* Exercise aim
Your task is to copy every line of the entries that contains "všechna".

* Given records
========================================

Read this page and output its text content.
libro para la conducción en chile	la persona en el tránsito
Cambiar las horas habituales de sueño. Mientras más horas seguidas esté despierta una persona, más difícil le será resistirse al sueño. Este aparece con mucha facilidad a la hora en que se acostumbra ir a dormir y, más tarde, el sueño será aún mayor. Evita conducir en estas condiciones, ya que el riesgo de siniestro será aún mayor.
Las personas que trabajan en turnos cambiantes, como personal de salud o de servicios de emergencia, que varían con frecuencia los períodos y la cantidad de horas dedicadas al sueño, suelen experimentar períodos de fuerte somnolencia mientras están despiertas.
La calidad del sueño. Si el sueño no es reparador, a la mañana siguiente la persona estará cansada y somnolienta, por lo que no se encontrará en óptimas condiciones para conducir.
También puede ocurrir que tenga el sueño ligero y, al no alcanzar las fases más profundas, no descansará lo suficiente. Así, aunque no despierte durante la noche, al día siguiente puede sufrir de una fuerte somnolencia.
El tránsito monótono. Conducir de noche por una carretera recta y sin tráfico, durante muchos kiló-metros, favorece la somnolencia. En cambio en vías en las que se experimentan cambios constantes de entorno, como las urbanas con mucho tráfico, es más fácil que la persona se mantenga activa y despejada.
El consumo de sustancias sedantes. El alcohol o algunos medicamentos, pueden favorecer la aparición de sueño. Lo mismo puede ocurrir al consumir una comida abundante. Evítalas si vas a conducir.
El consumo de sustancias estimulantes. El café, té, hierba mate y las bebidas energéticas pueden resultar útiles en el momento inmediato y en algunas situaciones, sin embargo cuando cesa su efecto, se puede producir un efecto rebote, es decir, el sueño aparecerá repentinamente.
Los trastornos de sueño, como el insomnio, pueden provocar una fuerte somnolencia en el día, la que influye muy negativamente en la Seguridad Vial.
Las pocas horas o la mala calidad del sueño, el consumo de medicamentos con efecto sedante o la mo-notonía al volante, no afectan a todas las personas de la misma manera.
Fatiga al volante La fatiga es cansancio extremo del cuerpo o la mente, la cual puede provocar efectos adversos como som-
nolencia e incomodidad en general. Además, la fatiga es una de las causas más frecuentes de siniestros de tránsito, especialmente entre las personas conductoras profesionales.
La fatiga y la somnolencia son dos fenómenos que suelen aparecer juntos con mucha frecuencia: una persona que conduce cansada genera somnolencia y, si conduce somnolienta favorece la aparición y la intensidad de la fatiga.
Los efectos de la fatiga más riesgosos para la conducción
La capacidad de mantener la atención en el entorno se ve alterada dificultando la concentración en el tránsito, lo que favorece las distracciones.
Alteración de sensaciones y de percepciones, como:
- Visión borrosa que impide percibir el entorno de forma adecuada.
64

========================================

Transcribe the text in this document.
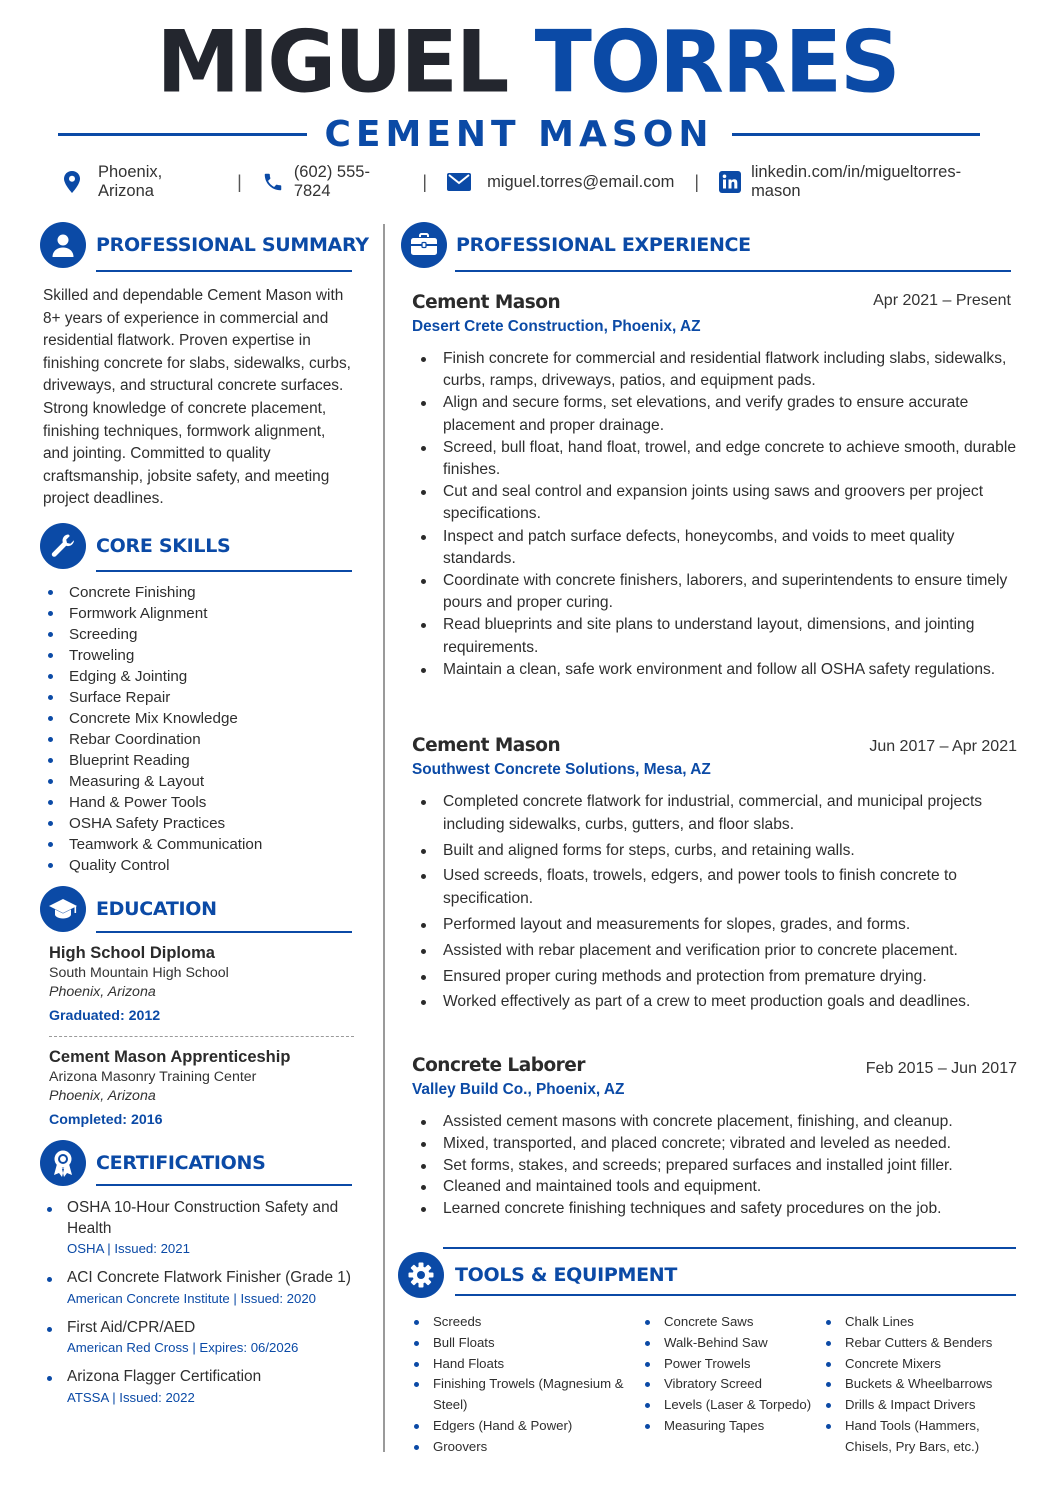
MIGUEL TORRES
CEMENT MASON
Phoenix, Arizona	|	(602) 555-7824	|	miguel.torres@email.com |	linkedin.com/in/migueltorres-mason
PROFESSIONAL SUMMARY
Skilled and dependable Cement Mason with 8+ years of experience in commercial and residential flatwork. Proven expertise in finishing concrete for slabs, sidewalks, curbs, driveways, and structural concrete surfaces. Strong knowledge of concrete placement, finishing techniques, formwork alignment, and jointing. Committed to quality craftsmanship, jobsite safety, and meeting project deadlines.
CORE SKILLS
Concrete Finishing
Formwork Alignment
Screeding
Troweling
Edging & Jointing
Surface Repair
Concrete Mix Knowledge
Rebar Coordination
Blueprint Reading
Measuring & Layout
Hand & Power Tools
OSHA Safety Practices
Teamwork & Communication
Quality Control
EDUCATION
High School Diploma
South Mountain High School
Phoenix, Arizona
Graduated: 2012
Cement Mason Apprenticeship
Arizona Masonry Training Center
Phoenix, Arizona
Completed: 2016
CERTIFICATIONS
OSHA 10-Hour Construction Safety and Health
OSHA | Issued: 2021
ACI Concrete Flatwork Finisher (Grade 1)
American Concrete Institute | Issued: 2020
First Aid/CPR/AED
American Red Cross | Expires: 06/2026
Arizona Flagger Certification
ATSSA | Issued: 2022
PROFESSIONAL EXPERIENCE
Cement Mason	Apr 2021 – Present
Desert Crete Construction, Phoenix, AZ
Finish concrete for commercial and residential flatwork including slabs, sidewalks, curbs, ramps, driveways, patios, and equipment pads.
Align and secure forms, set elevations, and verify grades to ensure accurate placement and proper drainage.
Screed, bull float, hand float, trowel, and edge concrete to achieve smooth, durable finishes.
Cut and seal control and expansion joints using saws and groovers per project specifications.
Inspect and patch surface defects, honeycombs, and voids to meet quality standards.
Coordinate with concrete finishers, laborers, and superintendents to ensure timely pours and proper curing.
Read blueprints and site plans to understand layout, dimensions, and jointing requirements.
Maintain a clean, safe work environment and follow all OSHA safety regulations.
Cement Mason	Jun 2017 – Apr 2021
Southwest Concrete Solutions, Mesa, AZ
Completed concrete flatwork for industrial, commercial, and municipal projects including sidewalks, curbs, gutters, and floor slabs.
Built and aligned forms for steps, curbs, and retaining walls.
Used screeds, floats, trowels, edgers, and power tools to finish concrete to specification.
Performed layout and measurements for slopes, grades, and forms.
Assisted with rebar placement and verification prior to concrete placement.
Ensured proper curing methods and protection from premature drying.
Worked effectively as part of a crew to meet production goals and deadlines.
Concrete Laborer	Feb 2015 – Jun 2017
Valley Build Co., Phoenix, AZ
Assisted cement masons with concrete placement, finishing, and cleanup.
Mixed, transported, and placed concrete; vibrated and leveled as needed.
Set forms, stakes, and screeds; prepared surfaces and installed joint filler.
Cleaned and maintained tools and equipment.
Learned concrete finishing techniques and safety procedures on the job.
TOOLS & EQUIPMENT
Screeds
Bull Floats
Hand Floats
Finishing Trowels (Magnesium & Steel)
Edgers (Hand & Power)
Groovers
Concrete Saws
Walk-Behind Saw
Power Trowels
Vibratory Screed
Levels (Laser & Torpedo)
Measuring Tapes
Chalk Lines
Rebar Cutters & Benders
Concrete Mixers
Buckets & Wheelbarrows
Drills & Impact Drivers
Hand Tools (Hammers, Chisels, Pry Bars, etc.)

========================================

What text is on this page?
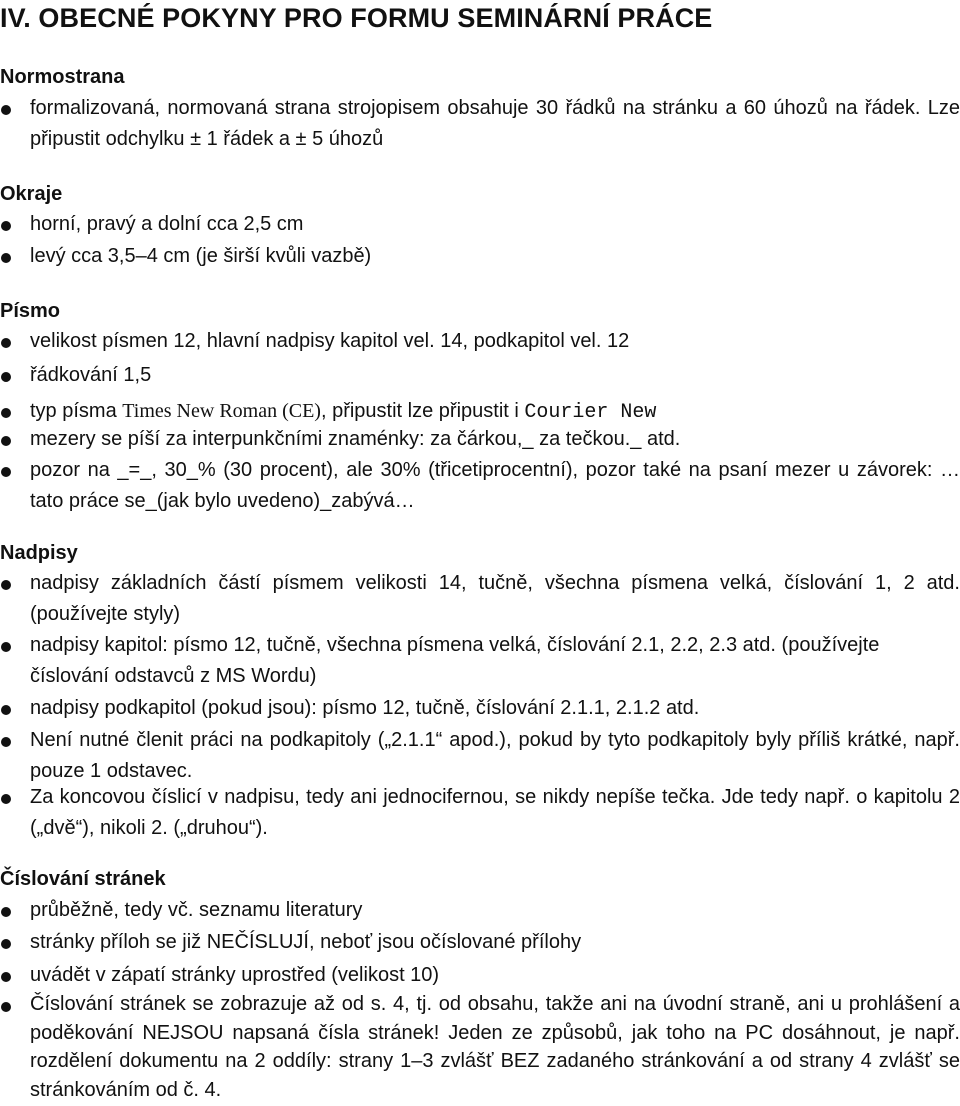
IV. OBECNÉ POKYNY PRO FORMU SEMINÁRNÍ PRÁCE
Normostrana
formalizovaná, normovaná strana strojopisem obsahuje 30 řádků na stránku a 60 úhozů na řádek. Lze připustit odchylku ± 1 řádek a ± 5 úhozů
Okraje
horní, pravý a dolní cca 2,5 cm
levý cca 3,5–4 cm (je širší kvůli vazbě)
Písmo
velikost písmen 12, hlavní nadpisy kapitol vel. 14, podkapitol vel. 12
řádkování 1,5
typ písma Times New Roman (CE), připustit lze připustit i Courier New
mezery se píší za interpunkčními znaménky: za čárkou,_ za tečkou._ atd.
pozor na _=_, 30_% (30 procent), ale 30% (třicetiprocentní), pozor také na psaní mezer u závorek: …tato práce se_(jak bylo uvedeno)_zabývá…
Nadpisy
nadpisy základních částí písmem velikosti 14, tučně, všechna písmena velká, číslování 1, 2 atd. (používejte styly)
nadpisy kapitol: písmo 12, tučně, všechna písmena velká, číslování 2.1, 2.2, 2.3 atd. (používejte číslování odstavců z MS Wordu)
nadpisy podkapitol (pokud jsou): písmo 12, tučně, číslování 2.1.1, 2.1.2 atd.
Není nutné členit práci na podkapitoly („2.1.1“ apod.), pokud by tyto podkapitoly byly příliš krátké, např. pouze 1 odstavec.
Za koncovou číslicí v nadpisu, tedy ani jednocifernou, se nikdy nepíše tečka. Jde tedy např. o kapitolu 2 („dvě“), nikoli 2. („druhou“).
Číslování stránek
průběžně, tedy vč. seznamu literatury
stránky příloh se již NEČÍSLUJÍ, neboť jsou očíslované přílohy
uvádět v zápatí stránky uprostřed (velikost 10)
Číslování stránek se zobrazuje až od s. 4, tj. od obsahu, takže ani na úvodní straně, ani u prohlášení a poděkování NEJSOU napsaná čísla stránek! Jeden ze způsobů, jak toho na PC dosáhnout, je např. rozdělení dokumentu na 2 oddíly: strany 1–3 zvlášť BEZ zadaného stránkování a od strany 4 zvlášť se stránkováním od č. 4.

========================================

* Response to this exercise
nadpisy základních částí písmem velikosti 14, tučně, všechna písmena velká, číslování 1, 2 atd. (používejte styly)
nadpisy kapitol: písmo 12, tučně, všechna písmena velká, číslování 2.1, 2.2, 2.3 atd. (používejte číslování odstavců z MS Wordu)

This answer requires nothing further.